AIM OF THE TASK — Leave out the pictures and transcribe everything else exactly.

DATASET ROWS —
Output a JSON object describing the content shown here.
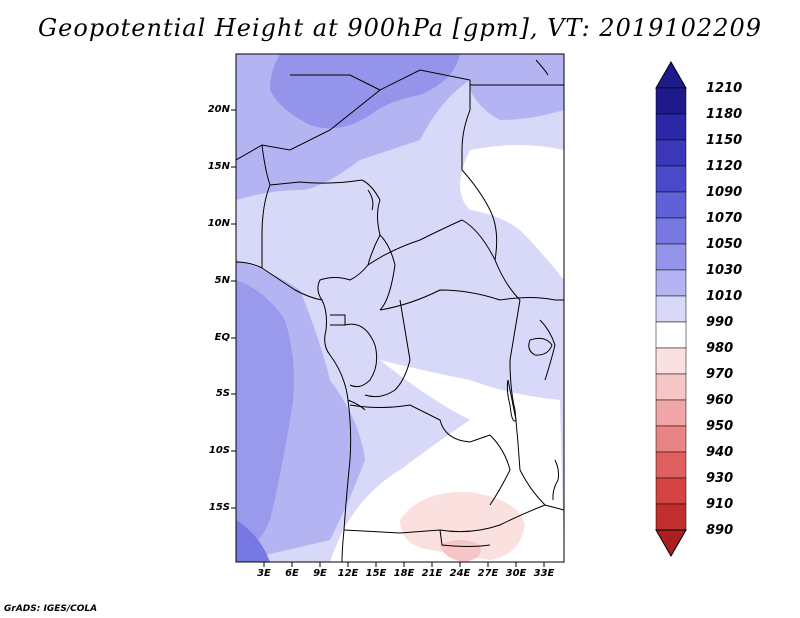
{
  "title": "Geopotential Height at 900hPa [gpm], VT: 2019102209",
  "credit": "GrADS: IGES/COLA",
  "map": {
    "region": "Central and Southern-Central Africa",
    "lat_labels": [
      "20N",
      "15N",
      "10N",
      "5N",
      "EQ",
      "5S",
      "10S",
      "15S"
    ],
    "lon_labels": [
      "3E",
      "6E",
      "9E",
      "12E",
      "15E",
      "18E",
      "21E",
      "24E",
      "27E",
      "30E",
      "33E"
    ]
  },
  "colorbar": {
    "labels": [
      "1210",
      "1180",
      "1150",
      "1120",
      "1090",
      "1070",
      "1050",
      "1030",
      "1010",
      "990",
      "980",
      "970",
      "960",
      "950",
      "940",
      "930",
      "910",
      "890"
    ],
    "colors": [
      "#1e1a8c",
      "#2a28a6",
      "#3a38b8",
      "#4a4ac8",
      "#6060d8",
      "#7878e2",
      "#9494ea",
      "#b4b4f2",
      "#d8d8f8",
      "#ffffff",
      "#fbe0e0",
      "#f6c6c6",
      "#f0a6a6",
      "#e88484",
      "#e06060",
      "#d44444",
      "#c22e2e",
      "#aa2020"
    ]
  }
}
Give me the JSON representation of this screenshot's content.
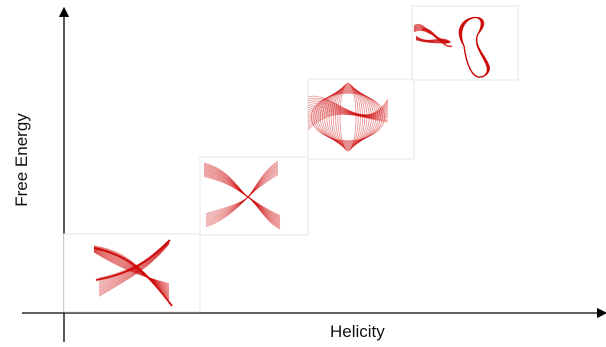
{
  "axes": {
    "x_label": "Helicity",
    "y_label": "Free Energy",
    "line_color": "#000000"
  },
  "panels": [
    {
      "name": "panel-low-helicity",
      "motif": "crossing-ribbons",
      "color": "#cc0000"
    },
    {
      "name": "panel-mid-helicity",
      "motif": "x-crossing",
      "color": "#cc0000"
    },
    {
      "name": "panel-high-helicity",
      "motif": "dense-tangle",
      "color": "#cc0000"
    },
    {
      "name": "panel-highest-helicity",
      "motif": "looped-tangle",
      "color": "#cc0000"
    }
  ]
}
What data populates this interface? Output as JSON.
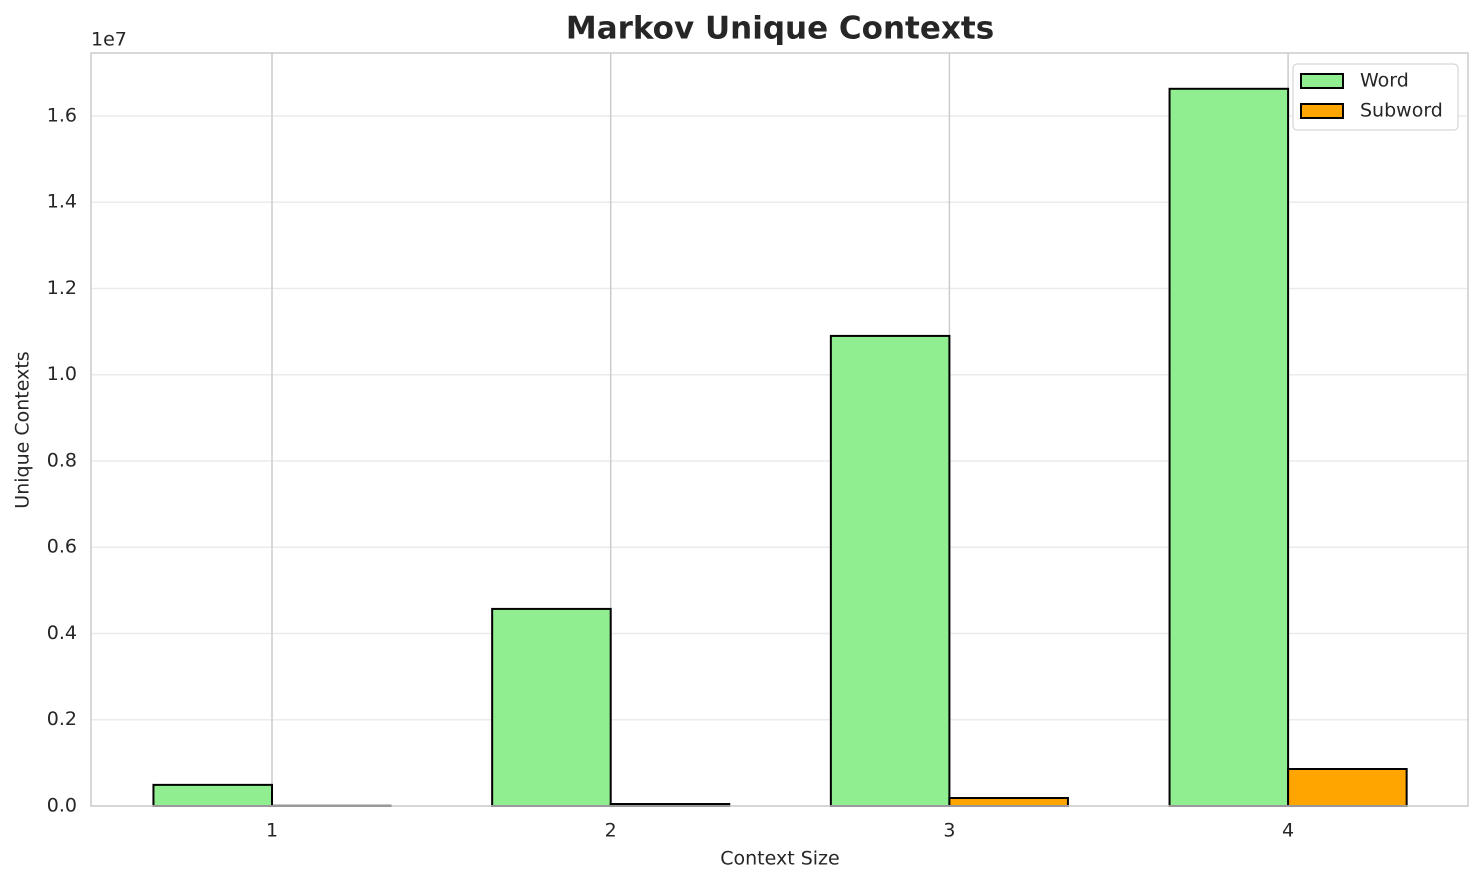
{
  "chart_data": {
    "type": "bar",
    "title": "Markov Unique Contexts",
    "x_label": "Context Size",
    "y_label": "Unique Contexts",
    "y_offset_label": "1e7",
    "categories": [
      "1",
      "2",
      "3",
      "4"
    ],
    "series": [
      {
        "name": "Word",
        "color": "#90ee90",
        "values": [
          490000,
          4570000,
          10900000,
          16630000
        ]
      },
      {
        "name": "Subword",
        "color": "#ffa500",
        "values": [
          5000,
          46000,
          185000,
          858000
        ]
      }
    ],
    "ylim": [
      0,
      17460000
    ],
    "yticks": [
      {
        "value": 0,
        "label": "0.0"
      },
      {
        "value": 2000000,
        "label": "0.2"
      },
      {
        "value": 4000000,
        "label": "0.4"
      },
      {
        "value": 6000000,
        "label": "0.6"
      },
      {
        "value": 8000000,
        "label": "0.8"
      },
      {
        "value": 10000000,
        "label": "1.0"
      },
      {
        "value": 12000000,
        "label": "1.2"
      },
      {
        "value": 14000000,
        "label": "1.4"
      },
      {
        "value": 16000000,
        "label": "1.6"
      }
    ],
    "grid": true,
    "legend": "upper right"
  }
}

THE RESULT —
Output a JSON object describing the content shown here.
{
  "title": "Geopotential Height at 900hPa [gpm], VT: 2019102209",
  "credit": "GrADS: IGES/COLA",
  "map": {
    "region": "Central and Southern-Central Africa",
    "lat_labels": [
      "20N",
      "15N",
      "10N",
      "5N",
      "EQ",
      "5S",
      "10S",
      "15S"
    ],
    "lon_labels": [
      "3E",
      "6E",
      "9E",
      "12E",
      "15E",
      "18E",
      "21E",
      "24E",
      "27E",
      "30E",
      "33E"
    ]
  },
  "colorbar": {
    "labels": [
      "1210",
      "1180",
      "1150",
      "1120",
      "1090",
      "1070",
      "1050",
      "1030",
      "1010",
      "990",
      "980",
      "970",
      "960",
      "950",
      "940",
      "930",
      "910",
      "890"
    ],
    "colors": [
      "#1e1a8c",
      "#2a28a6",
      "#3a38b8",
      "#4a4ac8",
      "#6060d8",
      "#7878e2",
      "#9494ea",
      "#b4b4f2",
      "#d8d8f8",
      "#ffffff",
      "#fbe0e0",
      "#f6c6c6",
      "#f0a6a6",
      "#e88484",
      "#e06060",
      "#d44444",
      "#c22e2e",
      "#aa2020"
    ]
  }
}
Give me the JSON representation of this screenshot's content.
{
  "axes": {
    "x_label": "Helicity",
    "y_label": "Free Energy",
    "line_color": "#000000"
  },
  "panels": [
    {
      "name": "panel-low-helicity",
      "motif": "crossing-ribbons",
      "color": "#cc0000"
    },
    {
      "name": "panel-mid-helicity",
      "motif": "x-crossing",
      "color": "#cc0000"
    },
    {
      "name": "panel-high-helicity",
      "motif": "dense-tangle",
      "color": "#cc0000"
    },
    {
      "name": "panel-highest-helicity",
      "motif": "looped-tangle",
      "color": "#cc0000"
    }
  ]
}
What data populates this interface? Output as JSON.
{
  "chart_data": {
    "type": "bar",
    "title": "Markov Unique Contexts",
    "x_label": "Context Size",
    "y_label": "Unique Contexts",
    "y_offset_label": "1e7",
    "categories": [
      "1",
      "2",
      "3",
      "4"
    ],
    "series": [
      {
        "name": "Word",
        "color": "#90ee90",
        "values": [
          490000,
          4570000,
          10900000,
          16630000
        ]
      },
      {
        "name": "Subword",
        "color": "#ffa500",
        "values": [
          5000,
          46000,
          185000,
          858000
        ]
      }
    ],
    "ylim": [
      0,
      17460000
    ],
    "yticks": [
      {
        "value": 0,
        "label": "0.0"
      },
      {
        "value": 2000000,
        "label": "0.2"
      },
      {
        "value": 4000000,
        "label": "0.4"
      },
      {
        "value": 6000000,
        "label": "0.6"
      },
      {
        "value": 8000000,
        "label": "0.8"
      },
      {
        "value": 10000000,
        "label": "1.0"
      },
      {
        "value": 12000000,
        "label": "1.2"
      },
      {
        "value": 14000000,
        "label": "1.4"
      },
      {
        "value": 16000000,
        "label": "1.6"
      }
    ],
    "grid": true,
    "legend": "upper right"
  }
}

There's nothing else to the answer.